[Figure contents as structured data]

— Begin —

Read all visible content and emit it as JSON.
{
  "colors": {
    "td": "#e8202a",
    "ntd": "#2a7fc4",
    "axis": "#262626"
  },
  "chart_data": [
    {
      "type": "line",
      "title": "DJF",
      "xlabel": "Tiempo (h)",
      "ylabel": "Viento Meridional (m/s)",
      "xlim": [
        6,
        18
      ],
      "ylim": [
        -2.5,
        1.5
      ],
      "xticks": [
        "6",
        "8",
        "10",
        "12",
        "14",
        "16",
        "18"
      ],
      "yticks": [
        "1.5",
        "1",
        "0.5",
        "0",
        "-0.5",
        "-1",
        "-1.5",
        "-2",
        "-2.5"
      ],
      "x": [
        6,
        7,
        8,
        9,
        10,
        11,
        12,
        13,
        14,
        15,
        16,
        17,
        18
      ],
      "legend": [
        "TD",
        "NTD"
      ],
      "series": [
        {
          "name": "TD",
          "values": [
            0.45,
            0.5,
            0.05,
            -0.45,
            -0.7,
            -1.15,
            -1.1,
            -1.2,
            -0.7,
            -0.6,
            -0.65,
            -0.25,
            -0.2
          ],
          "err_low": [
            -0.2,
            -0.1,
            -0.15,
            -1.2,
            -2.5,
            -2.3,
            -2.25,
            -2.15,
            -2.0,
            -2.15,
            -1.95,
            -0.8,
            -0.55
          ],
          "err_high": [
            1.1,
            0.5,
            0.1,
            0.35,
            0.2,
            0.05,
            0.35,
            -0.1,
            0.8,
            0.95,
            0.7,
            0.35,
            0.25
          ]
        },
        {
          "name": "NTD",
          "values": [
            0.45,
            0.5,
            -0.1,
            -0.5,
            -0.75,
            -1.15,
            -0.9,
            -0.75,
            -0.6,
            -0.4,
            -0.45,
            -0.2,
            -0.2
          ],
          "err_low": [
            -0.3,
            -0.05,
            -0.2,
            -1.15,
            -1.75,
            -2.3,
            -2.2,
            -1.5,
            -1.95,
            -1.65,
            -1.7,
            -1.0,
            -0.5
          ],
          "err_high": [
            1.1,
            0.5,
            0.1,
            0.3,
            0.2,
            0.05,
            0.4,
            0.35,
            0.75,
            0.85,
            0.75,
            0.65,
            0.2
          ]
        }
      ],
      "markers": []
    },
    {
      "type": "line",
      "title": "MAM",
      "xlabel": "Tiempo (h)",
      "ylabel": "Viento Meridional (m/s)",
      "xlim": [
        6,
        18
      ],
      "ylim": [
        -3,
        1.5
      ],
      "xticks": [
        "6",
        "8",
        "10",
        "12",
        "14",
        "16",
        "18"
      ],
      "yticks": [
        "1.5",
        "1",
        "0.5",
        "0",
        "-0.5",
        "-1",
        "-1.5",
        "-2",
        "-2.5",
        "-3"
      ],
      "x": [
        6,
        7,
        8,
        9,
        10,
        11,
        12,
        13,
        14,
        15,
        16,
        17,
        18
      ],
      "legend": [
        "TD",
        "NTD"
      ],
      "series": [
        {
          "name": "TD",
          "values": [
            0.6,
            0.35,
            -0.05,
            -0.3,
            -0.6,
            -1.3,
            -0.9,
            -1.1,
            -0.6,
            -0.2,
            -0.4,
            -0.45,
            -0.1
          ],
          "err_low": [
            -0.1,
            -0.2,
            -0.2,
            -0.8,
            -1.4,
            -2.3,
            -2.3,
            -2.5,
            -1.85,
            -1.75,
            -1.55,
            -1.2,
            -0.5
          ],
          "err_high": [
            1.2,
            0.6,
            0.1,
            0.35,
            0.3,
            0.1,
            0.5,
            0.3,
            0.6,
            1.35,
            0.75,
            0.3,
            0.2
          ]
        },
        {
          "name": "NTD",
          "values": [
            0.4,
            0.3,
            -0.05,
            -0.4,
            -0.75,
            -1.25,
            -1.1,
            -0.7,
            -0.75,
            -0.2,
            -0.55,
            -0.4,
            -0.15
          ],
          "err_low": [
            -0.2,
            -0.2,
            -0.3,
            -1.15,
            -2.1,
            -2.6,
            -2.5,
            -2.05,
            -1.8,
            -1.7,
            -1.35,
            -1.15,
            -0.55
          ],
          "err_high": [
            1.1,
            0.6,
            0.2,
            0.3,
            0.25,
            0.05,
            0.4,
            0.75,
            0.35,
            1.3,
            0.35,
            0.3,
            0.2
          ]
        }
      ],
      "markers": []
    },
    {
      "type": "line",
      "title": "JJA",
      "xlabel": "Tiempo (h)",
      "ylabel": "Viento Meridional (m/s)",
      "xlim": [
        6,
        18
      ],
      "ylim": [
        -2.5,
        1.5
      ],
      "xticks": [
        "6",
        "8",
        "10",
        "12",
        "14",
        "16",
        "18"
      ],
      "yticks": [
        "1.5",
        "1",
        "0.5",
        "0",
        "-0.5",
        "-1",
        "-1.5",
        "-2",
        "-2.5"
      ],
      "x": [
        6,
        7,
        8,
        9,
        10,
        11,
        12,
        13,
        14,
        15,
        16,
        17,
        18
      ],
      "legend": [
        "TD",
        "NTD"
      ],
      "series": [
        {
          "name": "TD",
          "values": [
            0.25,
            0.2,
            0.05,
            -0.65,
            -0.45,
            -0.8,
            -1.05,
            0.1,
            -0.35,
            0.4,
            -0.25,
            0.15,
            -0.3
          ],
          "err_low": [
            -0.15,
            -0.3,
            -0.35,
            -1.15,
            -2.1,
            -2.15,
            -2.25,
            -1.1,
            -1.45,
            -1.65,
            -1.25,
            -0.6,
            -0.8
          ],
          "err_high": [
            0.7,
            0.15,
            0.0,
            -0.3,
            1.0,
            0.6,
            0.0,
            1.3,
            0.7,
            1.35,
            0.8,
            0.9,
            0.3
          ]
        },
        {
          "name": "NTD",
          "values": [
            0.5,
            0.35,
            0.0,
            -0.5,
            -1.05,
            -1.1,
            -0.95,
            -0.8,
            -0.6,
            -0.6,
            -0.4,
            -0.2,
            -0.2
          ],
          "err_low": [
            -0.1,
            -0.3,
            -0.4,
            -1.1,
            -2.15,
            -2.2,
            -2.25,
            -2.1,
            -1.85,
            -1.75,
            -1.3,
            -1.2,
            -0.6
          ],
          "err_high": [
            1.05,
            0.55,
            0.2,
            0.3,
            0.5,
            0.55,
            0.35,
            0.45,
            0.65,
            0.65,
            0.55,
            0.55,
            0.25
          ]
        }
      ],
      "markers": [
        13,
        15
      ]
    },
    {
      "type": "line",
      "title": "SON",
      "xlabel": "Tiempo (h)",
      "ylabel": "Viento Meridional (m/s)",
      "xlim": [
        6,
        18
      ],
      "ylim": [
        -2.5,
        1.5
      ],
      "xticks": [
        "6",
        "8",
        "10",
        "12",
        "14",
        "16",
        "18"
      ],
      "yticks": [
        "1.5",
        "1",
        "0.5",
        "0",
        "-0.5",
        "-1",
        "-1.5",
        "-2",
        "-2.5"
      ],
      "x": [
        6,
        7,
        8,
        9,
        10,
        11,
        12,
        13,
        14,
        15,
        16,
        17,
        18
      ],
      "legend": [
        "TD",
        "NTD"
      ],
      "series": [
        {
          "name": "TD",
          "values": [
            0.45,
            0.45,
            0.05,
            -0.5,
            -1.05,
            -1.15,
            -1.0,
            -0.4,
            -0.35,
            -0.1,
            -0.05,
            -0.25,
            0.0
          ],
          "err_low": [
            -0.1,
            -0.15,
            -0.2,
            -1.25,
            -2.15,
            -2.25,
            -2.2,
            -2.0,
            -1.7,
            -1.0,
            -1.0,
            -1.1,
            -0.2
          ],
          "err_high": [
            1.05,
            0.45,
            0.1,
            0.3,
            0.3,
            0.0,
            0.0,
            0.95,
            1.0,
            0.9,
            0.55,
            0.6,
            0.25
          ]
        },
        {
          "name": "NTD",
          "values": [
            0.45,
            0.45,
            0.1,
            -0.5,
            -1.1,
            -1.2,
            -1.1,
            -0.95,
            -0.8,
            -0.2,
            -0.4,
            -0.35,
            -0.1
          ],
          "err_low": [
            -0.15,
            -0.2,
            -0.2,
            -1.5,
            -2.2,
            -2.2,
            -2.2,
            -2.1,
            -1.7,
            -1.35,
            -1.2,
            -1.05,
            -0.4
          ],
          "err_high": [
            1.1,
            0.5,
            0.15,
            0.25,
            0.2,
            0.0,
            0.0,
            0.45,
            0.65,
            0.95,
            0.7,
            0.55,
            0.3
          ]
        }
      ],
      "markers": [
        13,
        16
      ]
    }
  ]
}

— End —

Objective:
Track down all lines above with the string "title" and copy them.

Full response:
      "title": "DJF",
      "title": "MAM",
      "title": "JJA",
      "title": "SON",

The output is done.